Bloc de texte
════════════════════

Résumé de la décision
La décision concerne le permis de conduire de Mme A..., dont la validité a été révoquée le 6 février 2015 par le ministre de l'intérieur en raison de retraits de points consécutifs à cinq infractions au code de la route. Soumettant un recours, Mme A... a obtenu l'annulation de cette décision par le tribunal administratif de Strasbourg, qui a constaté qu'un point devait être restitué selon l'article L. 223-6 du code de la route. Le ministre de l'intérieur a alors saisi le Conseil d'État, contestant l'annulation. Le Conseil d'État a rejeté le pourvoi, confirmant que la restitution de points était due à absence d'infraction au cours de la période de six mois suivant le paiement d'une amende.

════════════════════

Données fournies

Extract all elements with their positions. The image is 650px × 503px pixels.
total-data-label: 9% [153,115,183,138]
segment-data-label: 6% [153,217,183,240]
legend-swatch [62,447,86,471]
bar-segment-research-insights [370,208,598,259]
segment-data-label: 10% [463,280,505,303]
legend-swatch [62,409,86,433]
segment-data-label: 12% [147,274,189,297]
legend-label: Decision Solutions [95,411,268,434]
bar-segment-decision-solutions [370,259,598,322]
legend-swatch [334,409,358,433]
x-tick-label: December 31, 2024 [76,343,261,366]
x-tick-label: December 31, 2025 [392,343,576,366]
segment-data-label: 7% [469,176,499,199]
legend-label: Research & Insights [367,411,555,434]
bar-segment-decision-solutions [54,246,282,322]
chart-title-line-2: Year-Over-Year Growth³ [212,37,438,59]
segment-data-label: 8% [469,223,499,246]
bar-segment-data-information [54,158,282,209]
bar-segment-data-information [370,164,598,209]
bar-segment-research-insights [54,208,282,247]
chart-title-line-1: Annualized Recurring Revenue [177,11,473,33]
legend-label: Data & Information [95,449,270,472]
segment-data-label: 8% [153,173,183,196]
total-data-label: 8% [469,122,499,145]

════════════════════

Consigne 1
Recopiez à l'identique le passage du résumé de la décision allant de « Résumé de la » à « paiement d'une amende. ».
Consigne 2
Traduisez en anglais la phrase suivante du résumé de la décision : « Le ministre de l'intérieur a alors saisi le Conseil d'État, contestant l'annulation. »
Consigne 3
Indiquez si chacune des affirmations suivantes concorde avec le résumé de la décision, en répondant par oui ou par non et en citant les mots du texte qui permettent de trancher : (a) la validité du permis de Mme A... a été révoquée le 6 février 2015 par le ministre de l'intérieur ; (b) les retraits de points faisaient suite à trois infractions au code de la route ; (c) le Conseil d'État a fait droit au pourvoi du ministre.
Les items n'ont aucun rôle à jouer ici.

Réponse rédigée 1
Résumé de la décision
La décision concerne le permis de conduire de Mme A..., dont la validité a été révoquée le 6 février 2015 par le ministre de l'intérieur en raison de retraits de points consécutifs à cinq infractions au code de la route. Soumettant un recours, Mme A... a obtenu l'annulation de cette décision par le tribunal administratif de Strasbourg, qui a constaté qu'un point devait être restitué selon l'article L. 223-6 du code de la route. Le ministre de l'intérieur a alors saisi le Conseil d'État, contestant l'annulation. Le Conseil d'État a rejeté le pourvoi, confirmant que la restitution de points était due à absence d'infraction au cours de la période de six mois suivant le paiement d'une amende.

Réponse rédigée 2
The Minister of the Interior then referred the matter to the Conseil d'État, challenging the annulment.

Réponse rédigée 3
(a) Oui : « dont la validité a été révoquée le 6 février 2015 par le ministre de l'intérieur ».
(b) Non : « consécutifs à cinq infractions au code de la route ».
(c) Non : « Le Conseil d'État a rejeté le pourvoi ».